**Task data**
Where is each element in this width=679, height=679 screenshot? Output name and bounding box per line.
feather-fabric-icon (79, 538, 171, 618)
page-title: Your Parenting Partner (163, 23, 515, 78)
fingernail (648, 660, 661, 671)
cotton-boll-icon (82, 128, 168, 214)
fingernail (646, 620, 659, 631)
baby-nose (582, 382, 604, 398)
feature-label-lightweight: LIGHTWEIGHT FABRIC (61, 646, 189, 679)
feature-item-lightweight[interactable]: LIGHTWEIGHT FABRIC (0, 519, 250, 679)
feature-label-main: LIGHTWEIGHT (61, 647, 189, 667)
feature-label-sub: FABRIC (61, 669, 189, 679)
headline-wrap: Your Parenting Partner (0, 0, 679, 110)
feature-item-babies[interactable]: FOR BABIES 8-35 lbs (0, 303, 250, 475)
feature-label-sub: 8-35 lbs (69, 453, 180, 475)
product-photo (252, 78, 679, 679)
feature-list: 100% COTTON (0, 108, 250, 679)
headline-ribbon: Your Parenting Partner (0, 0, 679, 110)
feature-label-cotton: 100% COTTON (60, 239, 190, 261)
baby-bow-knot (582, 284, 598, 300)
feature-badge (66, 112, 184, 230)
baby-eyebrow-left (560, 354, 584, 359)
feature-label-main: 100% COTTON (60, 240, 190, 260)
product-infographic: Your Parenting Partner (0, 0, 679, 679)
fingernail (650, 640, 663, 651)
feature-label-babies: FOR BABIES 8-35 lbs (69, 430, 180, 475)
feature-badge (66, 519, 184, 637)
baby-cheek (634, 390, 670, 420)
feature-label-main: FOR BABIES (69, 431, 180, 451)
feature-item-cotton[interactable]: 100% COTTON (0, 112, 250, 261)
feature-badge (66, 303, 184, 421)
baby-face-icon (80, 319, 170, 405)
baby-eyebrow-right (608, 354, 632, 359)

**Written request**
Turn every line of the records above into a JSON list of strings, with one string per line and any blank lines skipped.

**Answer to this problem**
[
  "Where is each element in this width=679, height=679 screenshot? Output name and bounding box per line.",
  "feather-fabric-icon (79, 538, 171, 618)",
  "page-title: Your Parenting Partner (163, 23, 515, 78)",
  "fingernail (648, 660, 661, 671)",
  "cotton-boll-icon (82, 128, 168, 214)",
  "fingernail (646, 620, 659, 631)",
  "baby-nose (582, 382, 604, 398)",
  "feature-label-lightweight: LIGHTWEIGHT FABRIC (61, 646, 189, 679)",
  "feature-item-lightweight[interactable]: LIGHTWEIGHT FABRIC (0, 519, 250, 679)",
  "feature-label-main: LIGHTWEIGHT (61, 647, 189, 667)",
  "feature-label-sub: FABRIC (61, 669, 189, 679)",
  "headline-wrap: Your Parenting Partner (0, 0, 679, 110)",
  "feature-item-babies[interactable]: FOR BABIES 8-35 lbs (0, 303, 250, 475)",
  "feature-label-sub: 8-35 lbs (69, 453, 180, 475)",
  "product-photo (252, 78, 679, 679)",
  "feature-list: 100% COTTON (0, 108, 250, 679)",
  "headline-ribbon: Your Parenting Partner (0, 0, 679, 110)",
  "feature-label-cotton: 100% COTTON (60, 239, 190, 261)",
  "baby-bow-knot (582, 284, 598, 300)",
  "feature-badge (66, 112, 184, 230)",
  "baby-eyebrow-left (560, 354, 584, 359)",
  "feature-label-main: 100% COTTON (60, 240, 190, 260)",
  "product-infographic: Your Parenting Partner (0, 0, 679, 679)",
  "fingernail (650, 640, 663, 651)",
  "feature-label-babies: FOR BABIES 8-35 lbs (69, 430, 180, 475)",
  "feature-badge (66, 519, 184, 637)",
  "baby-cheek (634, 390, 670, 420)",
  "feature-label-main: FOR BABIES (69, 431, 180, 451)",
  "feature-item-cotton[interactable]: 100% COTTON (0, 112, 250, 261)",
  "feature-badge (66, 303, 184, 421)",
  "baby-face-icon (80, 319, 170, 405)",
  "baby-eyebrow-right (608, 354, 632, 359)"
]